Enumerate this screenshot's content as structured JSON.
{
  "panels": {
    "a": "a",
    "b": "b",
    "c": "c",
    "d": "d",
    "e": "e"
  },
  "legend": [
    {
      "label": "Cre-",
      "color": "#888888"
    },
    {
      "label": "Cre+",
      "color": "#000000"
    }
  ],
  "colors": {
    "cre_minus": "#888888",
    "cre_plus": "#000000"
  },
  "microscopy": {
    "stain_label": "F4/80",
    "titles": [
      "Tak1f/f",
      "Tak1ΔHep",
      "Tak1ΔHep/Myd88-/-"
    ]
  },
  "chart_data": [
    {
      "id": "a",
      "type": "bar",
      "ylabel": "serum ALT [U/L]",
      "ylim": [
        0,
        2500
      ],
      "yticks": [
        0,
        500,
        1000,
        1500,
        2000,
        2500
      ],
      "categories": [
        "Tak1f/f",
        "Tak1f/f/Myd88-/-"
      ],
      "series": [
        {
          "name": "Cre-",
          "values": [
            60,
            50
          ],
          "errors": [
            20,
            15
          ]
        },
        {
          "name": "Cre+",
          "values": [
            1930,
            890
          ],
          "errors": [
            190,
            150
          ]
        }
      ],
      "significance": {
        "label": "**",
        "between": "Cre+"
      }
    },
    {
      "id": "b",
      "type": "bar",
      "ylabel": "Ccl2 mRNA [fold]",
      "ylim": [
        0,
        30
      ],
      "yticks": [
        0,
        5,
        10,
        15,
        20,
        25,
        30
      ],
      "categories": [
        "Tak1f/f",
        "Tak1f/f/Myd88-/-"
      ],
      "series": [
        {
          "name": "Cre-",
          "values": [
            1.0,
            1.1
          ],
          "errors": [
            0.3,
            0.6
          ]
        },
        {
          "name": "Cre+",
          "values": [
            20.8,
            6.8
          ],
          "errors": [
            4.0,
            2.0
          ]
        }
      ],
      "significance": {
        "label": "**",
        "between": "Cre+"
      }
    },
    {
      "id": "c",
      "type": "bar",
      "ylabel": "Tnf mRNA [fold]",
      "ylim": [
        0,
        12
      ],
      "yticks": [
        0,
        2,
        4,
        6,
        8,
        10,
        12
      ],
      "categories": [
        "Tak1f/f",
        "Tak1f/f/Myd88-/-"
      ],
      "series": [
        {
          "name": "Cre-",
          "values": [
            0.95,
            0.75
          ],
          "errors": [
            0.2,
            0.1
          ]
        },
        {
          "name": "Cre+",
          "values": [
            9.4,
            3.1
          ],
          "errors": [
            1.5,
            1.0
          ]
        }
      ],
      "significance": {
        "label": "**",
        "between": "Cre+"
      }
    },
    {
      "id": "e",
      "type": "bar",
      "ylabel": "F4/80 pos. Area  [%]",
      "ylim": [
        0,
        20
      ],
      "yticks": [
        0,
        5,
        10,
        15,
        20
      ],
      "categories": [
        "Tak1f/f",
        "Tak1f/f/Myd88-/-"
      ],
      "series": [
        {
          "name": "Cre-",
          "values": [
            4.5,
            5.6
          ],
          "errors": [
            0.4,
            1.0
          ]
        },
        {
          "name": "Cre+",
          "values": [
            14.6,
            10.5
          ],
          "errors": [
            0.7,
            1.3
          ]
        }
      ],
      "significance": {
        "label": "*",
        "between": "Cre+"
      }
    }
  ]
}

■ ■ ■ ■

Copy every entry exactly.

Enumerate this screenshot's content as structured JSON.
{
  "panels": {
    "a": "a",
    "b": "b",
    "c": "c",
    "d": "d",
    "e": "e"
  },
  "legend": [
    {
      "label": "Cre-",
      "color": "#888888"
    },
    {
      "label": "Cre+",
      "color": "#000000"
    }
  ],
  "colors": {
    "cre_minus": "#888888",
    "cre_plus": "#000000"
  },
  "microscopy": {
    "stain_label": "F4/80",
    "titles": [
      "Tak1f/f",
      "Tak1ΔHep",
      "Tak1ΔHep/Myd88-/-"
    ]
  },
  "chart_data": [
    {
      "id": "a",
      "type": "bar",
      "ylabel": "serum ALT [U/L]",
      "ylim": [
        0,
        2500
      ],
      "yticks": [
        0,
        500,
        1000,
        1500,
        2000,
        2500
      ],
      "categories": [
        "Tak1f/f",
        "Tak1f/f/Myd88-/-"
      ],
      "series": [
        {
          "name": "Cre-",
          "values": [
            60,
            50
          ],
          "errors": [
            20,
            15
          ]
        },
        {
          "name": "Cre+",
          "values": [
            1930,
            890
          ],
          "errors": [
            190,
            150
          ]
        }
      ],
      "significance": {
        "label": "**",
        "between": "Cre+"
      }
    },
    {
      "id": "b",
      "type": "bar",
      "ylabel": "Ccl2 mRNA [fold]",
      "ylim": [
        0,
        30
      ],
      "yticks": [
        0,
        5,
        10,
        15,
        20,
        25,
        30
      ],
      "categories": [
        "Tak1f/f",
        "Tak1f/f/Myd88-/-"
      ],
      "series": [
        {
          "name": "Cre-",
          "values": [
            1.0,
            1.1
          ],
          "errors": [
            0.3,
            0.6
          ]
        },
        {
          "name": "Cre+",
          "values": [
            20.8,
            6.8
          ],
          "errors": [
            4.0,
            2.0
          ]
        }
      ],
      "significance": {
        "label": "**",
        "between": "Cre+"
      }
    },
    {
      "id": "c",
      "type": "bar",
      "ylabel": "Tnf mRNA [fold]",
      "ylim": [
        0,
        12
      ],
      "yticks": [
        0,
        2,
        4,
        6,
        8,
        10,
        12
      ],
      "categories": [
        "Tak1f/f",
        "Tak1f/f/Myd88-/-"
      ],
      "series": [
        {
          "name": "Cre-",
          "values": [
            0.95,
            0.75
          ],
          "errors": [
            0.2,
            0.1
          ]
        },
        {
          "name": "Cre+",
          "values": [
            9.4,
            3.1
          ],
          "errors": [
            1.5,
            1.0
          ]
        }
      ],
      "significance": {
        "label": "**",
        "between": "Cre+"
      }
    },
    {
      "id": "e",
      "type": "bar",
      "ylabel": "F4/80 pos. Area  [%]",
      "ylim": [
        0,
        20
      ],
      "yticks": [
        0,
        5,
        10,
        15,
        20
      ],
      "categories": [
        "Tak1f/f",
        "Tak1f/f/Myd88-/-"
      ],
      "series": [
        {
          "name": "Cre-",
          "values": [
            4.5,
            5.6
          ],
          "errors": [
            0.4,
            1.0
          ]
        },
        {
          "name": "Cre+",
          "values": [
            14.6,
            10.5
          ],
          "errors": [
            0.7,
            1.3
          ]
        }
      ],
      "significance": {
        "label": "*",
        "between": "Cre+"
      }
    }
  ]
}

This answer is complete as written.